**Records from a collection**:
+ + + + +

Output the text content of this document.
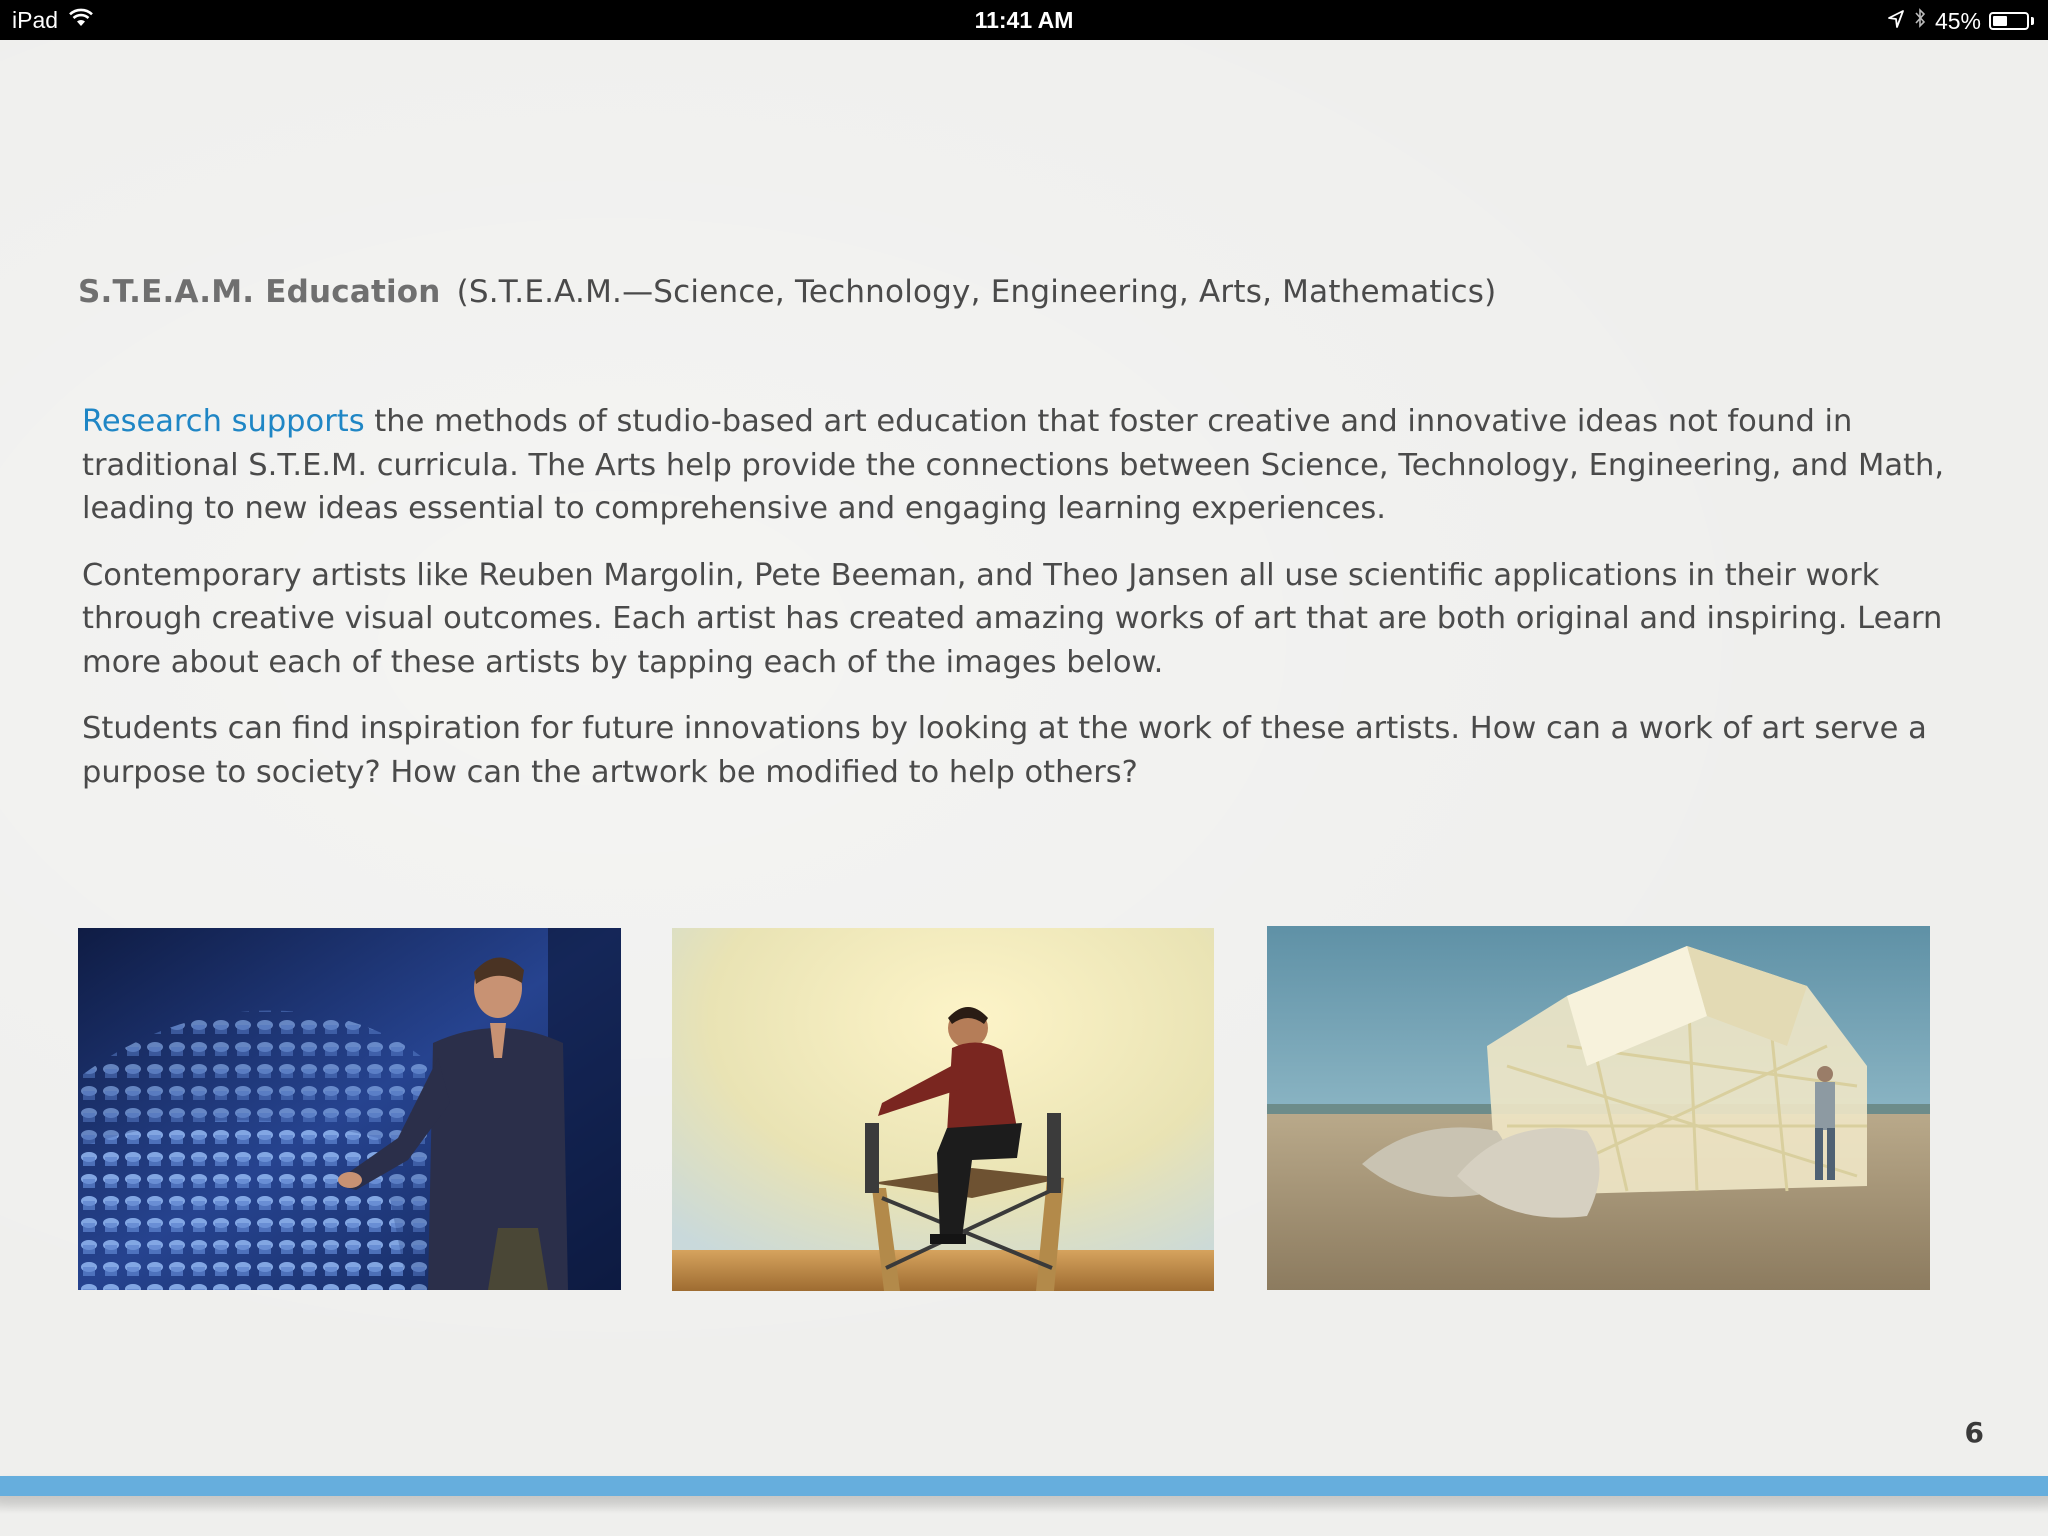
iPad	11:41 AM	45%
S.T.E.A.M. Education (S.T.E.A.M.—Science, Technology, Engineering, Arts, Mathematics)

Research supports the methods of studio-based art education that foster creative and innovative ideas not found in traditional S.T.E.M. curricula. The Arts help provide the connections between Science, Technology, Engineering, and Math, leading to new ideas essential to comprehensive and engaging learning experiences.

Contemporary artists like Reuben Margolin, Pete Beeman, and Theo Jansen all use scientific applications in their work through creative visual outcomes. Each artist has created amazing works of art that are both original and inspiring. Learn more about each of these artists by tapping each of the images below.

Students can find inspiration for future innovations by looking at the work of these artists. How can a work of art serve a purpose to society? How can the artwork be modified to help others?

6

+ + + + +

**WRITTEN TASK**: Write out all the entries word for word, but skip any images.

**TASK RESPONSE**:
Output the text content of this document.
iPad	11:41 AM	45%
S.T.E.A.M. Education (S.T.E.A.M.—Science, Technology, Engineering, Arts, Mathematics)

Research supports the methods of studio-based art education that foster creative and innovative ideas not found in traditional S.T.E.M. curricula. The Arts help provide the connections between Science, Technology, Engineering, and Math, leading to new ideas essential to comprehensive and engaging learning experiences.

Contemporary artists like Reuben Margolin, Pete Beeman, and Theo Jansen all use scientific applications in their work through creative visual outcomes. Each artist has created amazing works of art that are both original and inspiring. Learn more about each of these artists by tapping each of the images below.

Students can find inspiration for future innovations by looking at the work of these artists. How can a work of art serve a purpose to society? How can the artwork be modified to help others?

6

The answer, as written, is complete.